══ RECORDS FOR THIS EXERCISE ══

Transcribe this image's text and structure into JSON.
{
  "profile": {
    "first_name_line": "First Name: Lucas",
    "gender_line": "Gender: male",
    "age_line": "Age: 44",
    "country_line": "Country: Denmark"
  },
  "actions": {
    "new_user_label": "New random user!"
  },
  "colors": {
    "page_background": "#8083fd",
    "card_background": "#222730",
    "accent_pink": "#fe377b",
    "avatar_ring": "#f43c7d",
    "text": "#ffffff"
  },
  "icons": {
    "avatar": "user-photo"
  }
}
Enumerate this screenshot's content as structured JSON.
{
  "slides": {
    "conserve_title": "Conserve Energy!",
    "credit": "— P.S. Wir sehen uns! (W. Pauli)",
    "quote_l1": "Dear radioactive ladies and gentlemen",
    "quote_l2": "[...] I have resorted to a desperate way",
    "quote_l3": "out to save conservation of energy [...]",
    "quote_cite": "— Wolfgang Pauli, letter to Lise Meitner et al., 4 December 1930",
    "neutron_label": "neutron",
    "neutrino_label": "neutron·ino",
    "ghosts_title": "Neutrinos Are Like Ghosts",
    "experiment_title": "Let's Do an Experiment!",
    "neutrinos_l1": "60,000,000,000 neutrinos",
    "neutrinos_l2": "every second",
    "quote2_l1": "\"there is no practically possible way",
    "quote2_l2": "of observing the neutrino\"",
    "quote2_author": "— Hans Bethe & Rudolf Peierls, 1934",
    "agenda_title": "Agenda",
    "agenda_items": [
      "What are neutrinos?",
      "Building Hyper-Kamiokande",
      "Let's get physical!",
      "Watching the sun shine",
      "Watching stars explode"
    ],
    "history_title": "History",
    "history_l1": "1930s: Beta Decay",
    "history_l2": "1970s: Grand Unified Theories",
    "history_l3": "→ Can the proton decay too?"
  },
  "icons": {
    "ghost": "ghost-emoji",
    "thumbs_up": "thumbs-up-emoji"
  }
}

═══

> **EXERCISE REQUIREMENTS**
Return solely the number of lines in the data that include the word "Watching".

> **OUTPUT BELOW**
2